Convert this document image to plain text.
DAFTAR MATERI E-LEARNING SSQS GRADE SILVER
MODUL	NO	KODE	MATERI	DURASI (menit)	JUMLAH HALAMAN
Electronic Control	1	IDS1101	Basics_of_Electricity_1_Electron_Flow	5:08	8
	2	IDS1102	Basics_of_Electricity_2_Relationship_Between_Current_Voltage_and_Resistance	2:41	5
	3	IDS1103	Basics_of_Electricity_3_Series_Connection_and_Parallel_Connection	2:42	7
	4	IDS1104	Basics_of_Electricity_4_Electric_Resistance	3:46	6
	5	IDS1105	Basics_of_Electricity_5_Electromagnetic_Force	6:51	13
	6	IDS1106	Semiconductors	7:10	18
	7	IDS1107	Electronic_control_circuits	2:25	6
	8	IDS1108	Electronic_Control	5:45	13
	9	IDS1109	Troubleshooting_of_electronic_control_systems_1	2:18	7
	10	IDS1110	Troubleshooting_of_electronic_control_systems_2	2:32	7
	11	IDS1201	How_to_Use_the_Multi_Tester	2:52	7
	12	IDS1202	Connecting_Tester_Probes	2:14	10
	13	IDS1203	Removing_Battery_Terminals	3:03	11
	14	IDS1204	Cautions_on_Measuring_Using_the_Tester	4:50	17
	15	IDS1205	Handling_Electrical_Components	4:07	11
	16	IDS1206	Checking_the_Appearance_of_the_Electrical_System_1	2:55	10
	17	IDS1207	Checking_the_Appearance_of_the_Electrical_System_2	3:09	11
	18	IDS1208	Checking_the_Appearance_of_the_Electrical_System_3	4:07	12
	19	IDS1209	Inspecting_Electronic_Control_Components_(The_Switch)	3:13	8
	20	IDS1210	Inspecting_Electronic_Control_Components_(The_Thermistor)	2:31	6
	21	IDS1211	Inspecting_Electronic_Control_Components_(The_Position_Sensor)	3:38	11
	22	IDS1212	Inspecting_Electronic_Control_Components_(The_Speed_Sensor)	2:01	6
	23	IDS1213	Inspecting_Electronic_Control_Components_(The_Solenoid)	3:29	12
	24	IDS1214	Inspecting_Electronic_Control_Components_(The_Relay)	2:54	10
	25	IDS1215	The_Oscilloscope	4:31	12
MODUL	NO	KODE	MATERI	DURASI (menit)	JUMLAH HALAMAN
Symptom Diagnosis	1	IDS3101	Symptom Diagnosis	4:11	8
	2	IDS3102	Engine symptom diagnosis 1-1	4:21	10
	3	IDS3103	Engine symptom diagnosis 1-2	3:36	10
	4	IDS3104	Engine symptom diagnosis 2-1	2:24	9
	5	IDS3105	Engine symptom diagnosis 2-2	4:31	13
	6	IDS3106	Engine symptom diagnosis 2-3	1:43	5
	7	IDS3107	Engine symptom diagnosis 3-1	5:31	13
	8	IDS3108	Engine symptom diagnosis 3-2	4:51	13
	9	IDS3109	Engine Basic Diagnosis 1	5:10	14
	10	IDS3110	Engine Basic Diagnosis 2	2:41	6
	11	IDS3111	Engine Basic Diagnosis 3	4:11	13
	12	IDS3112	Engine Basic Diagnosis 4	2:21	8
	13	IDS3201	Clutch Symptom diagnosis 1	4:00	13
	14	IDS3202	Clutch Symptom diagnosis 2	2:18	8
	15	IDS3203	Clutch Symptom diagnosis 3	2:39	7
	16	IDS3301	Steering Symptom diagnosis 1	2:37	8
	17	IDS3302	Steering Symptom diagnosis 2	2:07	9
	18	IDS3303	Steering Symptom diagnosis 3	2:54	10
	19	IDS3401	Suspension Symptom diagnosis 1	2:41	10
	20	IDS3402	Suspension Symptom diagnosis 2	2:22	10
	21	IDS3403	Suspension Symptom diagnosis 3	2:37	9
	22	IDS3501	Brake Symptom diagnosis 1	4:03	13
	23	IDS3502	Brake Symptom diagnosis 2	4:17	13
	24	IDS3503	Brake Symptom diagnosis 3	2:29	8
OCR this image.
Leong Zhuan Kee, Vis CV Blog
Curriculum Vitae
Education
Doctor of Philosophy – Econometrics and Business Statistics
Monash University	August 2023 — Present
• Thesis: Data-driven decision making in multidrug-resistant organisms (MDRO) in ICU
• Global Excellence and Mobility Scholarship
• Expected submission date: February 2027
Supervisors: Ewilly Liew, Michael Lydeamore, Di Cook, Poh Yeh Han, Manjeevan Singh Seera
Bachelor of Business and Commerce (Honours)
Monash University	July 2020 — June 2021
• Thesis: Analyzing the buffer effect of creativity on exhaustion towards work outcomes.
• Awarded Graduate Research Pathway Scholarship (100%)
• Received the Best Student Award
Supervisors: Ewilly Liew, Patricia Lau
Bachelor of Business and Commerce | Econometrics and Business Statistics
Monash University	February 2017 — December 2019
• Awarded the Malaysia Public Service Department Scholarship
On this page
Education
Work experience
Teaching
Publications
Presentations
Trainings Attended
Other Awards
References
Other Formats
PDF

= OBJECTIVE =
Each line in the material above must be retyped without alteration.

= THE OUTPUT =
Convert this document image to plain text.
DAFTAR MATERI E-LEARNING SSQS GRADE SILVER
MODUL	NO	KODE	MATERI	DURASI (menit)	JUMLAH HALAMAN
Electronic Control	1	IDS1101	Basics_of_Electricity_1_Electron_Flow	5:08	8
	2	IDS1102	Basics_of_Electricity_2_Relationship_Between_Current_Voltage_and_Resistance	2:41	5
	3	IDS1103	Basics_of_Electricity_3_Series_Connection_and_Parallel_Connection	2:42	7
	4	IDS1104	Basics_of_Electricity_4_Electric_Resistance	3:46	6
	5	IDS1105	Basics_of_Electricity_5_Electromagnetic_Force	6:51	13
	6	IDS1106	Semiconductors	7:10	18
	7	IDS1107	Electronic_control_circuits	2:25	6
	8	IDS1108	Electronic_Control	5:45	13
	9	IDS1109	Troubleshooting_of_electronic_control_systems_1	2:18	7
	10	IDS1110	Troubleshooting_of_electronic_control_systems_2	2:32	7
	11	IDS1201	How_to_Use_the_Multi_Tester	2:52	7
	12	IDS1202	Connecting_Tester_Probes	2:14	10
	13	IDS1203	Removing_Battery_Terminals	3:03	11
	14	IDS1204	Cautions_on_Measuring_Using_the_Tester	4:50	17
	15	IDS1205	Handling_Electrical_Components	4:07	11
	16	IDS1206	Checking_the_Appearance_of_the_Electrical_System_1	2:55	10
	17	IDS1207	Checking_the_Appearance_of_the_Electrical_System_2	3:09	11
	18	IDS1208	Checking_the_Appearance_of_the_Electrical_System_3	4:07	12
	19	IDS1209	Inspecting_Electronic_Control_Components_(The_Switch)	3:13	8
	20	IDS1210	Inspecting_Electronic_Control_Components_(The_Thermistor)	2:31	6
	21	IDS1211	Inspecting_Electronic_Control_Components_(The_Position_Sensor)	3:38	11
	22	IDS1212	Inspecting_Electronic_Control_Components_(The_Speed_Sensor)	2:01	6
	23	IDS1213	Inspecting_Electronic_Control_Components_(The_Solenoid)	3:29	12
	24	IDS1214	Inspecting_Electronic_Control_Components_(The_Relay)	2:54	10
	25	IDS1215	The_Oscilloscope	4:31	12
MODUL	NO	KODE	MATERI	DURASI (menit)	JUMLAH HALAMAN
Symptom Diagnosis	1	IDS3101	Symptom Diagnosis	4:11	8
	2	IDS3102	Engine symptom diagnosis 1-1	4:21	10
	3	IDS3103	Engine symptom diagnosis 1-2	3:36	10
	4	IDS3104	Engine symptom diagnosis 2-1	2:24	9
	5	IDS3105	Engine symptom diagnosis 2-2	4:31	13
	6	IDS3106	Engine symptom diagnosis 2-3	1:43	5
	7	IDS3107	Engine symptom diagnosis 3-1	5:31	13
	8	IDS3108	Engine symptom diagnosis 3-2	4:51	13
	9	IDS3109	Engine Basic Diagnosis 1	5:10	14
	10	IDS3110	Engine Basic Diagnosis 2	2:41	6
	11	IDS3111	Engine Basic Diagnosis 3	4:11	13
	12	IDS3112	Engine Basic Diagnosis 4	2:21	8
	13	IDS3201	Clutch Symptom diagnosis 1	4:00	13
	14	IDS3202	Clutch Symptom diagnosis 2	2:18	8
	15	IDS3203	Clutch Symptom diagnosis 3	2:39	7
	16	IDS3301	Steering Symptom diagnosis 1	2:37	8
	17	IDS3302	Steering Symptom diagnosis 2	2:07	9
	18	IDS3303	Steering Symptom diagnosis 3	2:54	10
	19	IDS3401	Suspension Symptom diagnosis 1	2:41	10
	20	IDS3402	Suspension Symptom diagnosis 2	2:22	10
	21	IDS3403	Suspension Symptom diagnosis 3	2:37	9
	22	IDS3501	Brake Symptom diagnosis 1	4:03	13
	23	IDS3502	Brake Symptom diagnosis 2	4:17	13
	24	IDS3503	Brake Symptom diagnosis 3	2:29	8
OCR this image.
Leong Zhuan Kee, Vis CV Blog
Curriculum Vitae
Education
Doctor of Philosophy – Econometrics and Business Statistics
Monash University	August 2023 — Present
• Thesis: Data-driven decision making in multidrug-resistant organisms (MDRO) in ICU
• Global Excellence and Mobility Scholarship
• Expected submission date: February 2027
Supervisors: Ewilly Liew, Michael Lydeamore, Di Cook, Poh Yeh Han, Manjeevan Singh Seera
Bachelor of Business and Commerce (Honours)
Monash University	July 2020 — June 2021
• Thesis: Analyzing the buffer effect of creativity on exhaustion towards work outcomes.
• Awarded Graduate Research Pathway Scholarship (100%)
• Received the Best Student Award
Supervisors: Ewilly Liew, Patricia Lau
Bachelor of Business and Commerce | Econometrics and Business Statistics
Monash University	February 2017 — December 2019
• Awarded the Malaysia Public Service Department Scholarship
On this page
Education
Work experience
Teaching
Publications
Presentations
Trainings Attended
Other Awards
References
Other Formats
PDF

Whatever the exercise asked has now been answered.